====== MATERIAL ======

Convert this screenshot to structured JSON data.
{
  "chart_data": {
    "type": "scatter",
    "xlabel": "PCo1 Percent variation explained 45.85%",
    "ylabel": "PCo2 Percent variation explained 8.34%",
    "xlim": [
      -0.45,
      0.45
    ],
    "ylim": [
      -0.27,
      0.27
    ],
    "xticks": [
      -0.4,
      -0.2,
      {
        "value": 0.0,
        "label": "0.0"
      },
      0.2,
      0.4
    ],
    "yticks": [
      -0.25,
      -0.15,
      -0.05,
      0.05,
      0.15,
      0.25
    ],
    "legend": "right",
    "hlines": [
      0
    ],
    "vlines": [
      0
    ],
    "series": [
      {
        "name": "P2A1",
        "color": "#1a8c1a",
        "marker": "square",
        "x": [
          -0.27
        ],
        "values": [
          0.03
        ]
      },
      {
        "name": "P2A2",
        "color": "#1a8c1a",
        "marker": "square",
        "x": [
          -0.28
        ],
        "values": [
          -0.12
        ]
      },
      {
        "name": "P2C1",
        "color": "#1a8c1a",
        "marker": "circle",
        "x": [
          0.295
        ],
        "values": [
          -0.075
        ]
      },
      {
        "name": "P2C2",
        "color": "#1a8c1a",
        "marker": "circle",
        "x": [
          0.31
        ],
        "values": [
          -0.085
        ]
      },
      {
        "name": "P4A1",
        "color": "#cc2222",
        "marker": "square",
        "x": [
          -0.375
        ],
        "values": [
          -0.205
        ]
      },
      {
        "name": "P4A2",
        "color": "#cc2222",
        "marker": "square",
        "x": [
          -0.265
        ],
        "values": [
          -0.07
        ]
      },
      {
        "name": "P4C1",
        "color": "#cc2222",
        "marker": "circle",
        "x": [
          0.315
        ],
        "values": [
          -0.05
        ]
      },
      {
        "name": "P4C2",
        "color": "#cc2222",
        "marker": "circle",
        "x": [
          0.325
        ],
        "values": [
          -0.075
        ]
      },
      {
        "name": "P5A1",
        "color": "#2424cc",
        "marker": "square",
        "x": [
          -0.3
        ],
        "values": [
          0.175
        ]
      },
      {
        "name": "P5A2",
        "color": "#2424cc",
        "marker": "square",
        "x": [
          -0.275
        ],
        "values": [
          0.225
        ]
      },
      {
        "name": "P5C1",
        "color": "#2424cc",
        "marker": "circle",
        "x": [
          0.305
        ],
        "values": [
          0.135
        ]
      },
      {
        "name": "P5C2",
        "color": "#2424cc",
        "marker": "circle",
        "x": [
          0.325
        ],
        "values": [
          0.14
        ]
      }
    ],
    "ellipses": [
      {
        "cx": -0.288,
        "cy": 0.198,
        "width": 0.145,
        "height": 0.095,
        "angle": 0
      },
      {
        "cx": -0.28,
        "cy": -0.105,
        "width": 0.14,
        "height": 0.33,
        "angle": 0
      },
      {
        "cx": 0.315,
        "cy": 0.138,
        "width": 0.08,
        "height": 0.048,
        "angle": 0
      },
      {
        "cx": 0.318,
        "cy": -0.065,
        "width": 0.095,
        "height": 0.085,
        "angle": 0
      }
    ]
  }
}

======

§ OBJECTIVE: Within the listing above, copy each line that has the string "variation".

§ EXERCISE OUTPUT:
    "xlabel": "PCo1 Percent variation explained 45.85%",
    "ylabel": "PCo2 Percent variation explained 8.34%",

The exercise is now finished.